Goal:
Print the whole listing exactly.
** Begin **
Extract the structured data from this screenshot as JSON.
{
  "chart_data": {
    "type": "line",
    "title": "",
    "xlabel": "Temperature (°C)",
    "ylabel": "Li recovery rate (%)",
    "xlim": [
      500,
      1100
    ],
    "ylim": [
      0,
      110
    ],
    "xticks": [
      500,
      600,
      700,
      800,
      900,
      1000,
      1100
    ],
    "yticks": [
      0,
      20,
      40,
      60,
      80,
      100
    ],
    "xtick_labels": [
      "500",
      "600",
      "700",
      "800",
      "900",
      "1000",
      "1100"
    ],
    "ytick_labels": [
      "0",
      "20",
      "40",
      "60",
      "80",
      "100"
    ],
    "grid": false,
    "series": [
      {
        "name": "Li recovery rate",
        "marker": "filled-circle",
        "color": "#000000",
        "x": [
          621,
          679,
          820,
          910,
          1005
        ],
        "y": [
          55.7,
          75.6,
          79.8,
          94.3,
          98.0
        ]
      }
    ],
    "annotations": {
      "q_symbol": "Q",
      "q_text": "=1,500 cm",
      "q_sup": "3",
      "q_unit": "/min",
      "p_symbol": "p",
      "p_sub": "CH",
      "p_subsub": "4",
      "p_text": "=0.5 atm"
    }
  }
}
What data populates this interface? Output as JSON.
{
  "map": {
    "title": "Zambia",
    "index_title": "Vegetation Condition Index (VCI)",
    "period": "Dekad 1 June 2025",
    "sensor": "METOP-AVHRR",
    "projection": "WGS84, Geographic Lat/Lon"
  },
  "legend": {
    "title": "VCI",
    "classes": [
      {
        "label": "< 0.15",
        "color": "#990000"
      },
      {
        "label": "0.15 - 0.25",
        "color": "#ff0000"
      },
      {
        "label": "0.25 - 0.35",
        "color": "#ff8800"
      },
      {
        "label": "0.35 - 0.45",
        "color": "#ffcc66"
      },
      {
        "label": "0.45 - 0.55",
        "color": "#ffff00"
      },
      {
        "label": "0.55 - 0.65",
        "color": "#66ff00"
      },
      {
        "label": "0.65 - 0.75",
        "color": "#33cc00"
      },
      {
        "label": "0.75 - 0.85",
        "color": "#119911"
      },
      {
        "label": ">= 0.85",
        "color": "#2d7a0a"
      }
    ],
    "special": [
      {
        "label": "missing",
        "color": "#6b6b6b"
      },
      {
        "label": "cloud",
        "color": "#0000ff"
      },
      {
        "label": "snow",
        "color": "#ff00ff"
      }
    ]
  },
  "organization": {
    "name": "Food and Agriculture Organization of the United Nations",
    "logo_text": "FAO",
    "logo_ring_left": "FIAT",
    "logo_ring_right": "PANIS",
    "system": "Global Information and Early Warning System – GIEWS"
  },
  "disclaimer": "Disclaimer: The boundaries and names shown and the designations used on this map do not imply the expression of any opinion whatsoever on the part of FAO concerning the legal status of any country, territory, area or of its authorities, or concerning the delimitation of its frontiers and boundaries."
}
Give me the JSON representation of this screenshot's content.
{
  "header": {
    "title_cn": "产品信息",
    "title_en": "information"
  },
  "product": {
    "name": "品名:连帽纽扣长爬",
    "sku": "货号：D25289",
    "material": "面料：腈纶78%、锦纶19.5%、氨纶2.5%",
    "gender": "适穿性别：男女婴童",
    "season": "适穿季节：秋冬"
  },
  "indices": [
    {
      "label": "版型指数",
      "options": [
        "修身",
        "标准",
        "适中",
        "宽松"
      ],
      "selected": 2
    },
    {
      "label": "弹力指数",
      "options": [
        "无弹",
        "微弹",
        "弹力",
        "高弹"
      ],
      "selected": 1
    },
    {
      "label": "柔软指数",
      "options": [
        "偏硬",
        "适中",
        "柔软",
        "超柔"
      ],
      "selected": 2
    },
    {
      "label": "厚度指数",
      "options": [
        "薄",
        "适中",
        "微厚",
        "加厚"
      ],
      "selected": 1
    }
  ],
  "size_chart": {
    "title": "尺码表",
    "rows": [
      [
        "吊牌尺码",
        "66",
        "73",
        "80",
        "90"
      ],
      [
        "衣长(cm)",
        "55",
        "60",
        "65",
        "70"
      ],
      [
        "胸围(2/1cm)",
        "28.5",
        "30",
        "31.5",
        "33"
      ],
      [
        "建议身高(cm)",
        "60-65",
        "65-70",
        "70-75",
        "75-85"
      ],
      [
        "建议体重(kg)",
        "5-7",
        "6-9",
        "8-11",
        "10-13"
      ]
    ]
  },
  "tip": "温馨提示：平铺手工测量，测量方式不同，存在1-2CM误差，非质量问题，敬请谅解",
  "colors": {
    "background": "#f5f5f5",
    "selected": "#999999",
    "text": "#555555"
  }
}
** End **
Exercise result:
Extract the structured data from this screenshot as JSON.
{
  "chart_data": {
    "type": "line",
    "title": "",
    "xlabel": "Temperature (°C)",
    "ylabel": "Li recovery rate (%)",
    "xlim": [
      500,
      1100
    ],
    "ylim": [
      0,
      110
    ],
    "xticks": [
      500,
      600,
      700,
      800,
      900,
      1000,
      1100
    ],
    "yticks": [
      0,
      20,
      40,
      60,
      80,
      100
    ],
    "xtick_labels": [
      "500",
      "600",
      "700",
      "800",
      "900",
      "1000",
      "1100"
    ],
    "ytick_labels": [
      "0",
      "20",
      "40",
      "60",
      "80",
      "100"
    ],
    "grid": false,
    "series": [
      {
        "name": "Li recovery rate",
        "marker": "filled-circle",
        "color": "#000000",
        "x": [
          621,
          679,
          820,
          910,
          1005
        ],
        "y": [
          55.7,
          75.6,
          79.8,
          94.3,
          98.0
        ]
      }
    ],
    "annotations": {
      "q_symbol": "Q",
      "q_text": "=1,500 cm",
      "q_sup": "3",
      "q_unit": "/min",
      "p_symbol": "p",
      "p_sub": "CH",
      "p_subsub": "4",
      "p_text": "=0.5 atm"
    }
  }
}
What data populates this interface? Output as JSON.
{
  "map": {
    "title": "Zambia",
    "index_title": "Vegetation Condition Index (VCI)",
    "period": "Dekad 1 June 2025",
    "sensor": "METOP-AVHRR",
    "projection": "WGS84, Geographic Lat/Lon"
  },
  "legend": {
    "title": "VCI",
    "classes": [
      {
        "label": "< 0.15",
        "color": "#990000"
      },
      {
        "label": "0.15 - 0.25",
        "color": "#ff0000"
      },
      {
        "label": "0.25 - 0.35",
        "color": "#ff8800"
      },
      {
        "label": "0.35 - 0.45",
        "color": "#ffcc66"
      },
      {
        "label": "0.45 - 0.55",
        "color": "#ffff00"
      },
      {
        "label": "0.55 - 0.65",
        "color": "#66ff00"
      },
      {
        "label": "0.65 - 0.75",
        "color": "#33cc00"
      },
      {
        "label": "0.75 - 0.85",
        "color": "#119911"
      },
      {
        "label": ">= 0.85",
        "color": "#2d7a0a"
      }
    ],
    "special": [
      {
        "label": "missing",
        "color": "#6b6b6b"
      },
      {
        "label": "cloud",
        "color": "#0000ff"
      },
      {
        "label": "snow",
        "color": "#ff00ff"
      }
    ]
  },
  "organization": {
    "name": "Food and Agriculture Organization of the United Nations",
    "logo_text": "FAO",
    "logo_ring_left": "FIAT",
    "logo_ring_right": "PANIS",
    "system": "Global Information and Early Warning System – GIEWS"
  },
  "disclaimer": "Disclaimer: The boundaries and names shown and the designations used on this map do not imply the expression of any opinion whatsoever on the part of FAO concerning the legal status of any country, territory, area or of its authorities, or concerning the delimitation of its frontiers and boundaries."
}
Give me the JSON representation of this screenshot's content.
{
  "header": {
    "title_cn": "产品信息",
    "title_en": "information"
  },
  "product": {
    "name": "品名:连帽纽扣长爬",
    "sku": "货号：D25289",
    "material": "面料：腈纶78%、锦纶19.5%、氨纶2.5%",
    "gender": "适穿性别：男女婴童",
    "season": "适穿季节：秋冬"
  },
  "indices": [
    {
      "label": "版型指数",
      "options": [
        "修身",
        "标准",
        "适中",
        "宽松"
      ],
      "selected": 2
    },
    {
      "label": "弹力指数",
      "options": [
        "无弹",
        "微弹",
        "弹力",
        "高弹"
      ],
      "selected": 1
    },
    {
      "label": "柔软指数",
      "options": [
        "偏硬",
        "适中",
        "柔软",
        "超柔"
      ],
      "selected": 2
    },
    {
      "label": "厚度指数",
      "options": [
        "薄",
        "适中",
        "微厚",
        "加厚"
      ],
      "selected": 1
    }
  ],
  "size_chart": {
    "title": "尺码表",
    "rows": [
      [
        "吊牌尺码",
        "66",
        "73",
        "80",
        "90"
      ],
      [
        "衣长(cm)",
        "55",
        "60",
        "65",
        "70"
      ],
      [
        "胸围(2/1cm)",
        "28.5",
        "30",
        "31.5",
        "33"
      ],
      [
        "建议身高(cm)",
        "60-65",
        "65-70",
        "70-75",
        "75-85"
      ],
      [
        "建议体重(kg)",
        "5-7",
        "6-9",
        "8-11",
        "10-13"
      ]
    ]
  },
  "tip": "温馨提示：平铺手工测量，测量方式不同，存在1-2CM误差，非质量问题，敬请谅解",
  "colors": {
    "background": "#f5f5f5",
    "selected": "#999999",
    "text": "#555555"
  }
}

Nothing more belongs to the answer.